Work required
Write the data out again exactly, dropping any images it holds.

(Data excerpts)

▶

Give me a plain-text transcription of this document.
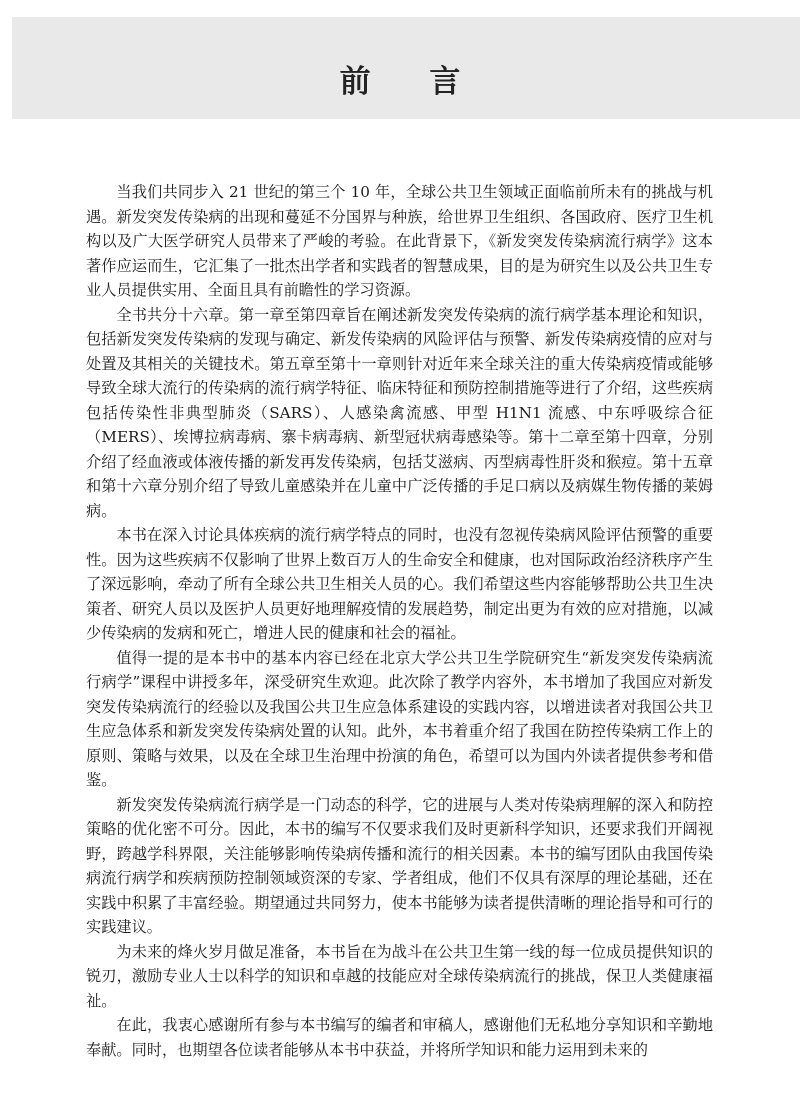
前 言

当我们共同步入 21 世纪的第三个 10 年，全球公共卫生领域正面临前所未有的挑战与机遇。新发突发传染病的出现和蔓延不分国界与种族，给世界卫生组织、各国政府、医疗卫生机构以及广大医学研究人员带来了严峻的考验。在此背景下，《新发突发传染病流行病学》这本著作应运而生，它汇集了一批杰出学者和实践者的智慧成果，目的是为研究生以及公共卫生专业人员提供实用、全面且具有前瞻性的学习资源。

全书共分十六章。第一章至第四章旨在阐述新发突发传染病的流行病学基本理论和知识，包括新发突发传染病的发现与确定、新发传染病的风险评估与预警、新发传染病疫情的应对与处置及其相关的关键技术。第五章至第十一章则针对近年来全球关注的重大传染病疫情或能够导致全球大流行的传染病的流行病学特征、临床特征和预防控制措施等进行了介绍，这些疾病包括传染性非典型肺炎（SARS）、人感染禽流感、甲型 H1N1 流感、中东呼吸综合征（MERS）、埃博拉病毒病、寨卡病毒病、新型冠状病毒感染等。第十二章至第十四章，分别介绍了经血液或体液传播的新发再发传染病，包括艾滋病、丙型病毒性肝炎和猴痘。第十五章和第十六章分别介绍了导致儿童感染并在儿童中广泛传播的手足口病以及病媒生物传播的莱姆病。

本书在深入讨论具体疾病的流行病学特点的同时，也没有忽视传染病风险评估预警的重要性。因为这些疾病不仅影响了世界上数百万人的生命安全和健康，也对国际政治经济秩序产生了深远影响，牵动了所有全球公共卫生相关人员的心。我们希望这些内容能够帮助公共卫生决策者、研究人员以及医护人员更好地理解疫情的发展趋势，制定出更为有效的应对措施，以减少传染病的发病和死亡，增进人民的健康和社会的福祉。

值得一提的是本书中的基本内容已经在北京大学公共卫生学院研究生“新发突发传染病流行病学”课程中讲授多年，深受研究生欢迎。此次除了教学内容外，本书增加了我国应对新发突发传染病流行的经验以及我国公共卫生应急体系建设的实践内容，以增进读者对我国公共卫生应急体系和新发突发传染病处置的认知。此外，本书着重介绍了我国在防控传染病工作上的原则、策略与效果，以及在全球卫生治理中扮演的角色，希望可以为国内外读者提供参考和借鉴。

新发突发传染病流行病学是一门动态的科学，它的进展与人类对传染病理解的深入和防控策略的优化密不可分。因此，本书的编写不仅要求我们及时更新科学知识，还要求我们开阔视野，跨越学科界限，关注能够影响传染病传播和流行的相关因素。本书的编写团队由我国传染病流行病学和疾病预防控制领域资深的专家、学者组成，他们不仅具有深厚的理论基础，还在实践中积累了丰富经验。期望通过共同努力，使本书能够为读者提供清晰的理论指导和可行的实践建议。

为未来的烽火岁月做足准备，本书旨在为战斗在公共卫生第一线的每一位成员提供知识的锐刃，激励专业人士以科学的知识和卓越的技能应对全球传染病流行的挑战，保卫人类健康福祉。

在此，我衷心感谢所有参与本书编写的编者和审稿人，感谢他们无私地分享知识和辛勤地奉献。同时，也期望各位读者能够从本书中获益，并将所学知识和能力运用到未来的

◀

Final result
Give me a plain-text transcription of this document.
前 言

当我们共同步入 21 世纪的第三个 10 年，全球公共卫生领域正面临前所未有的挑战与机遇。新发突发传染病的出现和蔓延不分国界与种族，给世界卫生组织、各国政府、医疗卫生机构以及广大医学研究人员带来了严峻的考验。在此背景下，《新发突发传染病流行病学》这本著作应运而生，它汇集了一批杰出学者和实践者的智慧成果，目的是为研究生以及公共卫生专业人员提供实用、全面且具有前瞻性的学习资源。

全书共分十六章。第一章至第四章旨在阐述新发突发传染病的流行病学基本理论和知识，包括新发突发传染病的发现与确定、新发传染病的风险评估与预警、新发传染病疫情的应对与处置及其相关的关键技术。第五章至第十一章则针对近年来全球关注的重大传染病疫情或能够导致全球大流行的传染病的流行病学特征、临床特征和预防控制措施等进行了介绍，这些疾病包括传染性非典型肺炎（SARS）、人感染禽流感、甲型 H1N1 流感、中东呼吸综合征（MERS）、埃博拉病毒病、寨卡病毒病、新型冠状病毒感染等。第十二章至第十四章，分别介绍了经血液或体液传播的新发再发传染病，包括艾滋病、丙型病毒性肝炎和猴痘。第十五章和第十六章分别介绍了导致儿童感染并在儿童中广泛传播的手足口病以及病媒生物传播的莱姆病。

本书在深入讨论具体疾病的流行病学特点的同时，也没有忽视传染病风险评估预警的重要性。因为这些疾病不仅影响了世界上数百万人的生命安全和健康，也对国际政治经济秩序产生了深远影响，牵动了所有全球公共卫生相关人员的心。我们希望这些内容能够帮助公共卫生决策者、研究人员以及医护人员更好地理解疫情的发展趋势，制定出更为有效的应对措施，以减少传染病的发病和死亡，增进人民的健康和社会的福祉。

值得一提的是本书中的基本内容已经在北京大学公共卫生学院研究生“新发突发传染病流行病学”课程中讲授多年，深受研究生欢迎。此次除了教学内容外，本书增加了我国应对新发突发传染病流行的经验以及我国公共卫生应急体系建设的实践内容，以增进读者对我国公共卫生应急体系和新发突发传染病处置的认知。此外，本书着重介绍了我国在防控传染病工作上的原则、策略与效果，以及在全球卫生治理中扮演的角色，希望可以为国内外读者提供参考和借鉴。

新发突发传染病流行病学是一门动态的科学，它的进展与人类对传染病理解的深入和防控策略的优化密不可分。因此，本书的编写不仅要求我们及时更新科学知识，还要求我们开阔视野，跨越学科界限，关注能够影响传染病传播和流行的相关因素。本书的编写团队由我国传染病流行病学和疾病预防控制领域资深的专家、学者组成，他们不仅具有深厚的理论基础，还在实践中积累了丰富经验。期望通过共同努力，使本书能够为读者提供清晰的理论指导和可行的实践建议。

为未来的烽火岁月做足准备，本书旨在为战斗在公共卫生第一线的每一位成员提供知识的锐刃，激励专业人士以科学的知识和卓越的技能应对全球传染病流行的挑战，保卫人类健康福祉。

在此，我衷心感谢所有参与本书编写的编者和审稿人，感谢他们无私地分享知识和辛勤地奉献。同时，也期望各位读者能够从本书中获益，并将所学知识和能力运用到未来的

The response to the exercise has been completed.